> [Task description] Pick out each line below containing "grid".
═══ Material for this exercise ═══
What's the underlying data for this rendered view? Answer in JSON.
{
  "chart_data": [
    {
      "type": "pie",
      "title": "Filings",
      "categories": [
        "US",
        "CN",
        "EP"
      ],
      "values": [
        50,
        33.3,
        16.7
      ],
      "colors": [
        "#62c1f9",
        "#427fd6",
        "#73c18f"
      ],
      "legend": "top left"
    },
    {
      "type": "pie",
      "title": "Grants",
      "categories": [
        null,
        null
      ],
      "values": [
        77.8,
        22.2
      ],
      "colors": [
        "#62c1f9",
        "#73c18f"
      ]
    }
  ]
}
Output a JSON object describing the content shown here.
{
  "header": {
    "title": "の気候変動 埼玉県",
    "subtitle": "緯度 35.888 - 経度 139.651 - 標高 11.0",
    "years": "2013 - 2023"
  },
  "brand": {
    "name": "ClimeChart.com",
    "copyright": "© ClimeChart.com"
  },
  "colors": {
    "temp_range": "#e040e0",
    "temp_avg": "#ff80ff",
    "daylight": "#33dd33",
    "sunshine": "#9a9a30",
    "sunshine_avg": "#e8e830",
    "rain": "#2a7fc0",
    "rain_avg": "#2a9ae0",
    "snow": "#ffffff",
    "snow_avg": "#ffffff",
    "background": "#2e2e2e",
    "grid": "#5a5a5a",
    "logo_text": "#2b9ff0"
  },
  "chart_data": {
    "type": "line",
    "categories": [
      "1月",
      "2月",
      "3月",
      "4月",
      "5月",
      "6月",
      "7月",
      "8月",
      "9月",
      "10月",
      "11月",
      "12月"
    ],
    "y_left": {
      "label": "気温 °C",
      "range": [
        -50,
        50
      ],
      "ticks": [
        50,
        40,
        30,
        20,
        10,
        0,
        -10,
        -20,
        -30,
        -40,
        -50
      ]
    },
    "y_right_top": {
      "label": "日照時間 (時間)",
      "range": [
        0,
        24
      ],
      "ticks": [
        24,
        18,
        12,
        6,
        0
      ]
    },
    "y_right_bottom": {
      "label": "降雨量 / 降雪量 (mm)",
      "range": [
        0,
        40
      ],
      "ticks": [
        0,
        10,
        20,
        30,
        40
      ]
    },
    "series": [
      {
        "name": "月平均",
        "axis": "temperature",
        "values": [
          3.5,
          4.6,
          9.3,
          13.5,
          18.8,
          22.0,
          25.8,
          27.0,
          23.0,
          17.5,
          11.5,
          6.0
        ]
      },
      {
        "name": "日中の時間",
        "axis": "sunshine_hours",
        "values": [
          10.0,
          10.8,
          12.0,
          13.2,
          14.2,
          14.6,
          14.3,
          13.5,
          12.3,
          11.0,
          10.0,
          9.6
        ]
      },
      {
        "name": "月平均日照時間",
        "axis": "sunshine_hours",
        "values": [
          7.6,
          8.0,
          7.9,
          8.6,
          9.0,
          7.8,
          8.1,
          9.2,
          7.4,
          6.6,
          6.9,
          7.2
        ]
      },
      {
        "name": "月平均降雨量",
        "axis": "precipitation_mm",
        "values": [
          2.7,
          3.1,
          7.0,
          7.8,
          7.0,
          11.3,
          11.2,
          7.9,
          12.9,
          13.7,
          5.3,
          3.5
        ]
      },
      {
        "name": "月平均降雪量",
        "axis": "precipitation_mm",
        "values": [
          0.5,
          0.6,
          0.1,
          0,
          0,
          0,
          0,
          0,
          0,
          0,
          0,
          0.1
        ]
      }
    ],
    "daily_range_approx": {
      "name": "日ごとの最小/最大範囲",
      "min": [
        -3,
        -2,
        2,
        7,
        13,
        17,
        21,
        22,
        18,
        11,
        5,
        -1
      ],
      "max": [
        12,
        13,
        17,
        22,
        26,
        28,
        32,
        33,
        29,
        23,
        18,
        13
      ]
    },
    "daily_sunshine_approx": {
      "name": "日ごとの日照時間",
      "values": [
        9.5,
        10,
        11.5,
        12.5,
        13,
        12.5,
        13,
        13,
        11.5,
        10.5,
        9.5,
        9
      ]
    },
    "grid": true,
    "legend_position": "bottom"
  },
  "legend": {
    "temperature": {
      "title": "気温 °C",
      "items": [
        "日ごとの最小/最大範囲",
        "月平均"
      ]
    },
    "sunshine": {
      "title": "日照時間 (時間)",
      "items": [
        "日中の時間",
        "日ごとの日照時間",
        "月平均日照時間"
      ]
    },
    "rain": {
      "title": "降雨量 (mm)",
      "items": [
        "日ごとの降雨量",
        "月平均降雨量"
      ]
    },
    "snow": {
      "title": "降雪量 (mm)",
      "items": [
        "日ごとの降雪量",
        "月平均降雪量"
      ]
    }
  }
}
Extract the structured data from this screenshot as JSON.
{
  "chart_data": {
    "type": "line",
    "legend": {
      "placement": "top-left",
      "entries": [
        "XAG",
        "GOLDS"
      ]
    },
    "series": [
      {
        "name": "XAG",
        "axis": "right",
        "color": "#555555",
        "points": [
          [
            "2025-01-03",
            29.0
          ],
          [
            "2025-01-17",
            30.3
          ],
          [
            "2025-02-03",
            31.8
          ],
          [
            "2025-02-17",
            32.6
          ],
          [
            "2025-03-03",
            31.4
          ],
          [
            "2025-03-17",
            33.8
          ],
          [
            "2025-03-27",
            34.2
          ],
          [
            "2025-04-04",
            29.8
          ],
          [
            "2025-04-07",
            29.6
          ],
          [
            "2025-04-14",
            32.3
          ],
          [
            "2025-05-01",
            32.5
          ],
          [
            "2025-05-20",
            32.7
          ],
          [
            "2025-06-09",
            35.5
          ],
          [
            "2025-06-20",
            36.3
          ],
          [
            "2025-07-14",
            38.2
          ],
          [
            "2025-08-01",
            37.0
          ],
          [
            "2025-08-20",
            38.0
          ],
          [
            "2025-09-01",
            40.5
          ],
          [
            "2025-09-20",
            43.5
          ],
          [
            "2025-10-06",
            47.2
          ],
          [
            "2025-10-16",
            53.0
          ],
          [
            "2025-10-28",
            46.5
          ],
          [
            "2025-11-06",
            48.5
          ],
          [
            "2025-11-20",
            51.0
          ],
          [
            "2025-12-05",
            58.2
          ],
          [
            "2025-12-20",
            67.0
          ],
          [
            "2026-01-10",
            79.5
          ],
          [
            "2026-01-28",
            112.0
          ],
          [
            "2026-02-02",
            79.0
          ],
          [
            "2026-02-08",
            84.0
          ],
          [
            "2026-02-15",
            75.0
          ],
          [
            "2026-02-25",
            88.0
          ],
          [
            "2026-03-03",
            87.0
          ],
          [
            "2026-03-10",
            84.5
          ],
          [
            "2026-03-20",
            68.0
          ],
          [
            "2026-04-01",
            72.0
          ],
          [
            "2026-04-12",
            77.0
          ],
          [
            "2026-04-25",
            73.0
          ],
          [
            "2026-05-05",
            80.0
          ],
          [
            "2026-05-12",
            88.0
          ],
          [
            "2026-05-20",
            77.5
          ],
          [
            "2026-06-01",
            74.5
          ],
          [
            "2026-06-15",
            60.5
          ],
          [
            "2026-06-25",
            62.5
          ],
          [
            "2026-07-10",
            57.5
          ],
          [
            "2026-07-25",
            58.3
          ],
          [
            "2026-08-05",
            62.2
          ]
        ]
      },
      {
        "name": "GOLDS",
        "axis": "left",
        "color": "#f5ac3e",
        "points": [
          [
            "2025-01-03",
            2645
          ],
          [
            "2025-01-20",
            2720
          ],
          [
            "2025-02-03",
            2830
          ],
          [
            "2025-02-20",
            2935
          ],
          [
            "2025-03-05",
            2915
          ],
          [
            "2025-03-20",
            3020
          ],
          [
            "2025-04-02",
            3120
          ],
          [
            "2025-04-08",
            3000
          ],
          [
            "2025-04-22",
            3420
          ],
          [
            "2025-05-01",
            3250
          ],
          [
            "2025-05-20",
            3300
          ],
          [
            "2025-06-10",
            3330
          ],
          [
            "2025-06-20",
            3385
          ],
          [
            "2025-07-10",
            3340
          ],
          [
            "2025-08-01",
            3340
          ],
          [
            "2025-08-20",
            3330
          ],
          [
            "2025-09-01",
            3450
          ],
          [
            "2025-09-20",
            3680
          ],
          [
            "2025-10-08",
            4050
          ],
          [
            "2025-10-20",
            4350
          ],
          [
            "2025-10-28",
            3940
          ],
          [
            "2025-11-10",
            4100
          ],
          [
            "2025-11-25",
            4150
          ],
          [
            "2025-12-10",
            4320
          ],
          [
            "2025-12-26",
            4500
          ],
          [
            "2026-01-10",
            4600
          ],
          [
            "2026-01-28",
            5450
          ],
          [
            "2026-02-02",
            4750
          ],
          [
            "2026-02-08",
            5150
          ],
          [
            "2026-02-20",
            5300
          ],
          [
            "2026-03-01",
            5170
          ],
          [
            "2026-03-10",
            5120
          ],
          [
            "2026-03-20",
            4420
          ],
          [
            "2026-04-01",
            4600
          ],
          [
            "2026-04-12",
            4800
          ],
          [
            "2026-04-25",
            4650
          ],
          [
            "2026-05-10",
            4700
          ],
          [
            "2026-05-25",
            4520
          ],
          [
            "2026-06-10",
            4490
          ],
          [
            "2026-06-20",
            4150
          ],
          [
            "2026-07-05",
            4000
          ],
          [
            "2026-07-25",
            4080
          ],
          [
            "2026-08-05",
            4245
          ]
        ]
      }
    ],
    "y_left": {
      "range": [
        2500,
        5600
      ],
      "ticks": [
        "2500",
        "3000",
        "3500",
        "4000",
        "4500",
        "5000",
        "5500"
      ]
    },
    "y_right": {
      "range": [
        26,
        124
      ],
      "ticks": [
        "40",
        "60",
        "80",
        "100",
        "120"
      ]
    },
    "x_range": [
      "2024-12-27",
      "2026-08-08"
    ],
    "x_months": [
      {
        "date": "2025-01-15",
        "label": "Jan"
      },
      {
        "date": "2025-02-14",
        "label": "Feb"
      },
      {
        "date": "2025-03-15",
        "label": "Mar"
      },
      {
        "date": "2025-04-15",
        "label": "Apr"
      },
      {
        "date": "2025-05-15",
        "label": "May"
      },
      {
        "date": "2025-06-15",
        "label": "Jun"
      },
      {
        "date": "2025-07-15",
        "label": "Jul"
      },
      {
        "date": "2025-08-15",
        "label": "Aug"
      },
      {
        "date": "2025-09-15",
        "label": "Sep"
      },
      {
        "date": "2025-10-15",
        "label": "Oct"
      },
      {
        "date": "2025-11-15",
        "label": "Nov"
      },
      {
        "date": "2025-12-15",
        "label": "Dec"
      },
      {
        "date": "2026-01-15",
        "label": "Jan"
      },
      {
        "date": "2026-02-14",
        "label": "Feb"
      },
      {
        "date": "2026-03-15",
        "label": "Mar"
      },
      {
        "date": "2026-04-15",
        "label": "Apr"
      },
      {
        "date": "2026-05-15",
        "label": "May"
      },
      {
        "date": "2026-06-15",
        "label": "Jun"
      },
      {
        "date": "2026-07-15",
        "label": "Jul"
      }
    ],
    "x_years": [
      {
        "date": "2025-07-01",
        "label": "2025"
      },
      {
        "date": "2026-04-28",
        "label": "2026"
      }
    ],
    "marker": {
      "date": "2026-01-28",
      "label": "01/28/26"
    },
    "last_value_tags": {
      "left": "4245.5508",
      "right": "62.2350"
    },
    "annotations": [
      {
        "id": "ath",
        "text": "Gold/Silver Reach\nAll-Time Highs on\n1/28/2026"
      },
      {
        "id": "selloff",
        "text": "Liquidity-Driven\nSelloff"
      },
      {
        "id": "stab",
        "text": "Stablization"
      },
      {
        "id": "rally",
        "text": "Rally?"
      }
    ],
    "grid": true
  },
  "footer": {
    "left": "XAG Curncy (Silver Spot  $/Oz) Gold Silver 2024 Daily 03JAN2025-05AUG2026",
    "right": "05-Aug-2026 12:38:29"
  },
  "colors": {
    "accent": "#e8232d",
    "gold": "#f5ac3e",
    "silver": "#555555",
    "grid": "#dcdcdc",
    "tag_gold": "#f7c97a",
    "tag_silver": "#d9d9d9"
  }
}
═══
> [The solution]
    "grid": "#5a5a5a",
    "grid": true,
    "grid": true
    "grid": "#dcdcdc",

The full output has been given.